#### [Stated goal]
In the material below, find each line holding the string "оболочки" and copy it.

--- start Available data ---

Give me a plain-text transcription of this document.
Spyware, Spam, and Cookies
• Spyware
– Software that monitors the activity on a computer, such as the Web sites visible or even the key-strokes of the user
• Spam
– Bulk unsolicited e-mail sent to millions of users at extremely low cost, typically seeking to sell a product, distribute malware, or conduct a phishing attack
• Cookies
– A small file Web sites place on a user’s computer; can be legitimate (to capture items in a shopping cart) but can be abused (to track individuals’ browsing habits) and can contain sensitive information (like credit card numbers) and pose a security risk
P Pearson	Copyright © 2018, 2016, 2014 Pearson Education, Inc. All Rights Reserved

--- end Available data ---
--- start Available data ---

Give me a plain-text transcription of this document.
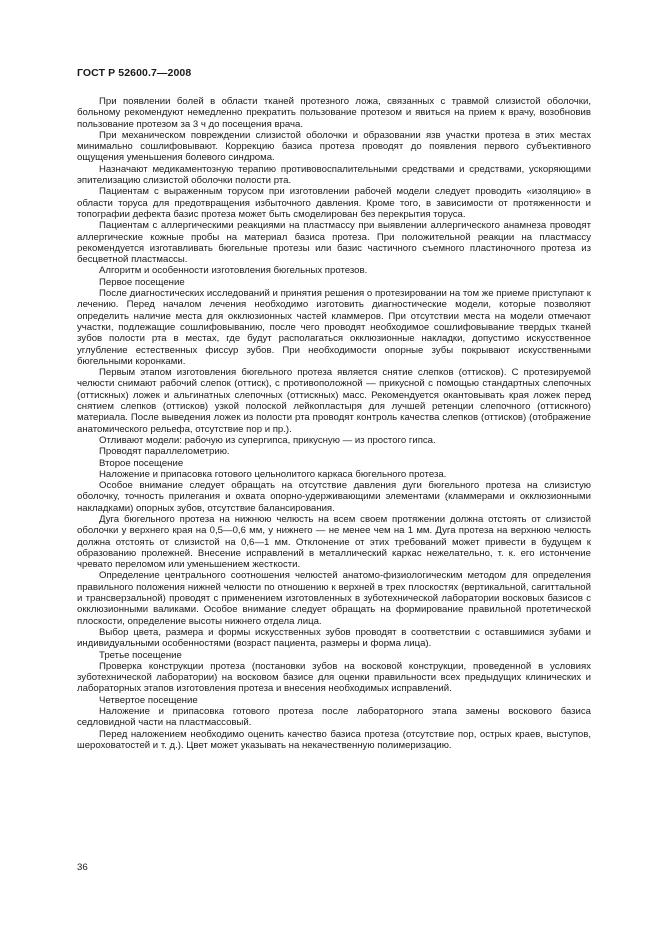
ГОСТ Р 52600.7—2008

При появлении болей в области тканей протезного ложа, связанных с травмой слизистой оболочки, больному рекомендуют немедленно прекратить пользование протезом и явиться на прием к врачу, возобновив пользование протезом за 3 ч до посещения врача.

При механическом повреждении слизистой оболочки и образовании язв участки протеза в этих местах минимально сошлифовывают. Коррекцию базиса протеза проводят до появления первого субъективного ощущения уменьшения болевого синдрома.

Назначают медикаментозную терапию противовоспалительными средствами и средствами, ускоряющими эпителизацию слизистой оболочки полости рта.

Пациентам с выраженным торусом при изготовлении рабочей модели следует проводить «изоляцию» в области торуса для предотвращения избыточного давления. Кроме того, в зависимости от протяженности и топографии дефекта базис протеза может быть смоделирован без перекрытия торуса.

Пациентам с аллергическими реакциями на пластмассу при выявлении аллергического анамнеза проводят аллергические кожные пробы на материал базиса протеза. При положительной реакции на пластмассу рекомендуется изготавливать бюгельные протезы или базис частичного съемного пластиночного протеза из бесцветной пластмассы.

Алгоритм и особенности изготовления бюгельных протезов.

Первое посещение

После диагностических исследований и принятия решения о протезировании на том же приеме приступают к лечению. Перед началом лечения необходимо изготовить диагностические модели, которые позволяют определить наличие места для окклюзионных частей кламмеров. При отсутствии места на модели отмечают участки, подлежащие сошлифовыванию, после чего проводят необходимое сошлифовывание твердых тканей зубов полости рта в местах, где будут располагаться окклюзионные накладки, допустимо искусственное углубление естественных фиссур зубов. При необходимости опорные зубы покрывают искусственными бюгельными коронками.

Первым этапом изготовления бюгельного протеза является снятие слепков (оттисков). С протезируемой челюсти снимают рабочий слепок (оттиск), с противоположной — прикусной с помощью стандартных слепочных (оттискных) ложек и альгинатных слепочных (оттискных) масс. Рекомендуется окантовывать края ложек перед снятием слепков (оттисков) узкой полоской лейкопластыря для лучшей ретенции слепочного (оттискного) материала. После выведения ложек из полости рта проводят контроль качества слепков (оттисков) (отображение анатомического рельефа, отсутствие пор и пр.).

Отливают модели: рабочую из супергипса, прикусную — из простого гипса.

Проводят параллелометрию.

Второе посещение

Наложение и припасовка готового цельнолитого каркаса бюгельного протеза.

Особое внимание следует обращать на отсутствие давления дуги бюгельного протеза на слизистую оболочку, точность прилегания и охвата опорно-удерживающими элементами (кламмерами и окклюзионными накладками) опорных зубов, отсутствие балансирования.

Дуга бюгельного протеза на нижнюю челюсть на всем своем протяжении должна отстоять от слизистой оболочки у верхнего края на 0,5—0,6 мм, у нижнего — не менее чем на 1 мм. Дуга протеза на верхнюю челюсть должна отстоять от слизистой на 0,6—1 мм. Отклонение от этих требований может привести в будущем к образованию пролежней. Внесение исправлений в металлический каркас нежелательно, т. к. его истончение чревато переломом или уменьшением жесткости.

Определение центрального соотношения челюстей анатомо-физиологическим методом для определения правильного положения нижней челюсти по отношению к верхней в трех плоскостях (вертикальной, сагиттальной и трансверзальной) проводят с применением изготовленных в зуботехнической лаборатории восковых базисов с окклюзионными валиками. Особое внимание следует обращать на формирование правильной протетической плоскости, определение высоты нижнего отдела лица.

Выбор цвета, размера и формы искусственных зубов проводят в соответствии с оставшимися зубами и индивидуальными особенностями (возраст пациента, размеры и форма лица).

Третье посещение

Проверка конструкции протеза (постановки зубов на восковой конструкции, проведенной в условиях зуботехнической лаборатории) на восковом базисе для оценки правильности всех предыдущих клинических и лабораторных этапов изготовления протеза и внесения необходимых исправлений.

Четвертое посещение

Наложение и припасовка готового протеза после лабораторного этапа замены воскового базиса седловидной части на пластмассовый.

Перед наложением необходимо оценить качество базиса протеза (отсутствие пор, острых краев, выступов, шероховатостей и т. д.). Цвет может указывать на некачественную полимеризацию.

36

--- end Available data ---
--- start Available data ---

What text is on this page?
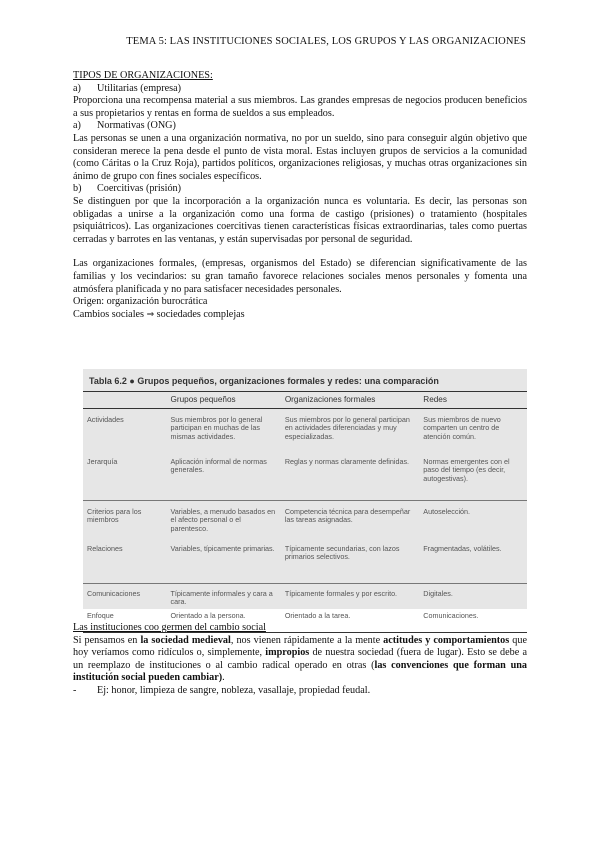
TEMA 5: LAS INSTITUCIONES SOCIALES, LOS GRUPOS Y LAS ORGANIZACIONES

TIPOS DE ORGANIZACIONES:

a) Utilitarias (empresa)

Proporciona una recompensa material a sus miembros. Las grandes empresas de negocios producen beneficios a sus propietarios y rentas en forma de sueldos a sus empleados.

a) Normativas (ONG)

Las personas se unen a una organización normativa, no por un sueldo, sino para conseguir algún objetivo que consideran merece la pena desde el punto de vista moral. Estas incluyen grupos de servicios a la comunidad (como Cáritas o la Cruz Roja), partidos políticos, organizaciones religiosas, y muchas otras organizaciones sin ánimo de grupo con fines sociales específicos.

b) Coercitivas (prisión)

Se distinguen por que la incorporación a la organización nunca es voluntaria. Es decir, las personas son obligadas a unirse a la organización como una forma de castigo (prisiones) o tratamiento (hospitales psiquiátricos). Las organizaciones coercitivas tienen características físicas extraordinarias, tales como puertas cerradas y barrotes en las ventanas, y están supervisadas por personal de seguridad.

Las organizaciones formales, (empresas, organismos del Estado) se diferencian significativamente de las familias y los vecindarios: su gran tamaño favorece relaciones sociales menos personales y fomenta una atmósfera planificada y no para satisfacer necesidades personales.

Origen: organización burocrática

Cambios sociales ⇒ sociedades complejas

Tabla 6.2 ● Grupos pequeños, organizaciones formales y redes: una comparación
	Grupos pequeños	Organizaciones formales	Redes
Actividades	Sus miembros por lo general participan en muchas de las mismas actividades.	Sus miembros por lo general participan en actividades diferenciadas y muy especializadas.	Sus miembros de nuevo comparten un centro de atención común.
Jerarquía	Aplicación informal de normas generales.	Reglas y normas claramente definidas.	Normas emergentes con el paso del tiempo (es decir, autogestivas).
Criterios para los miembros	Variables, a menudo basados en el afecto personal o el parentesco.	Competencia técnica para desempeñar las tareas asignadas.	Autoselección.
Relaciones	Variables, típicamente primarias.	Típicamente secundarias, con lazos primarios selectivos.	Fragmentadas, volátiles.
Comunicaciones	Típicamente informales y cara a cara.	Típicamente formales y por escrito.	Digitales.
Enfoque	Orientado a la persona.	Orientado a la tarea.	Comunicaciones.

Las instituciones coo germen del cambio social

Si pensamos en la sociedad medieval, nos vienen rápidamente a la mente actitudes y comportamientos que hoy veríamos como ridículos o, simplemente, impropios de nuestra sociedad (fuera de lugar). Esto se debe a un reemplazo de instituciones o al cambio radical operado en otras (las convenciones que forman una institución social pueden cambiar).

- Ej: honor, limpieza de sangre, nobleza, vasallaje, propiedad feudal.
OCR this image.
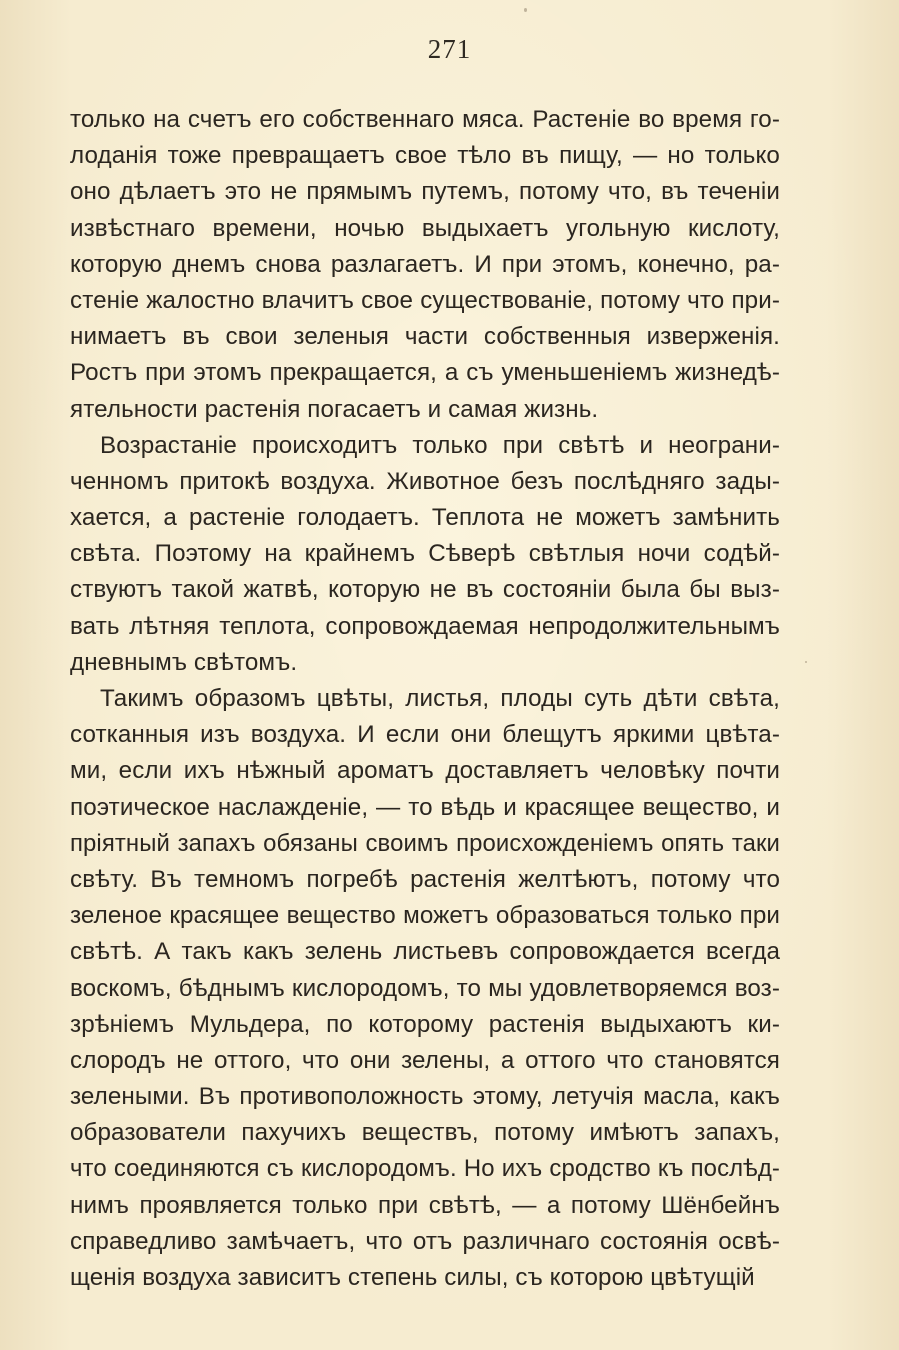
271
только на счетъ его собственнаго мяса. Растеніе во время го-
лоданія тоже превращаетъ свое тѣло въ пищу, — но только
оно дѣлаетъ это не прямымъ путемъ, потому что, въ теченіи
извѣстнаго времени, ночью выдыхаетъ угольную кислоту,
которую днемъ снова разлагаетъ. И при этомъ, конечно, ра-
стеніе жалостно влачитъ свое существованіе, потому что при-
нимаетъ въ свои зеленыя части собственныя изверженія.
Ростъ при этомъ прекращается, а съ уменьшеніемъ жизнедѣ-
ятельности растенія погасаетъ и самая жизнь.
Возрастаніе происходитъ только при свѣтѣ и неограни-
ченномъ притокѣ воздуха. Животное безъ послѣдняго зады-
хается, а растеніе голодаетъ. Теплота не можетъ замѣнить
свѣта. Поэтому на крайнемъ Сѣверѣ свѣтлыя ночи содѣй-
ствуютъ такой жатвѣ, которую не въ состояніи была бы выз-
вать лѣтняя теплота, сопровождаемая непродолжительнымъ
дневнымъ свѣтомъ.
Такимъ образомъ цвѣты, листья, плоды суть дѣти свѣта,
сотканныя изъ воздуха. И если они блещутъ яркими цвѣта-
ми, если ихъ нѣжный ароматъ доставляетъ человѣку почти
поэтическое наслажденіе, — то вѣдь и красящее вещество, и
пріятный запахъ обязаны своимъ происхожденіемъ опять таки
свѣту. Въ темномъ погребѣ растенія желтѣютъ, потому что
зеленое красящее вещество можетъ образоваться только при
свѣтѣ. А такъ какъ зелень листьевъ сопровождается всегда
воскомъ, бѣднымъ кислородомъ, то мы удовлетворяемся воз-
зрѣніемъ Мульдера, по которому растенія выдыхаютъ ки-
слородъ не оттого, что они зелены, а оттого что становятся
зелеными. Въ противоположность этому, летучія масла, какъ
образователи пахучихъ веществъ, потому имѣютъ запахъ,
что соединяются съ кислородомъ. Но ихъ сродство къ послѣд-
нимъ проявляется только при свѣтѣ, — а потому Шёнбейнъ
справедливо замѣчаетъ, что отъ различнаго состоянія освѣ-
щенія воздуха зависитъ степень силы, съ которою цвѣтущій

--- end Available data ---

#### [Solution for this task]
При появлении болей в области тканей протезного ложа, связанных с травмой слизистой оболочки, больному рекомендуют немедленно прекратить пользование протезом и явиться на прием к врачу, возобновив пользование протезом за 3 ч до посещения врача.
При механическом повреждении слизистой оболочки и образовании язв участки протеза в этих местах минимально сошлифовывают. Коррекцию базиса протеза проводят до появления первого субъективного ощущения уменьшения болевого синдрома.
Назначают медикаментозную терапию противовоспалительными средствами и средствами, ускоряющими эпителизацию слизистой оболочки полости рта.
Дуга бюгельного протеза на нижнюю челюсть на всем своем протяжении должна отстоять от слизистой оболочки у верхнего края на 0,5—0,6 мм, у нижнего — не менее чем на 1 мм. Дуга протеза на верхнюю челюсть должна отстоять от слизистой на 0,6—1 мм. Отклонение от этих требований может привести в будущем к образованию пролежней. Внесение исправлений в металлический каркас нежелательно, т. к. его истончение чревато переломом или уменьшением жесткости.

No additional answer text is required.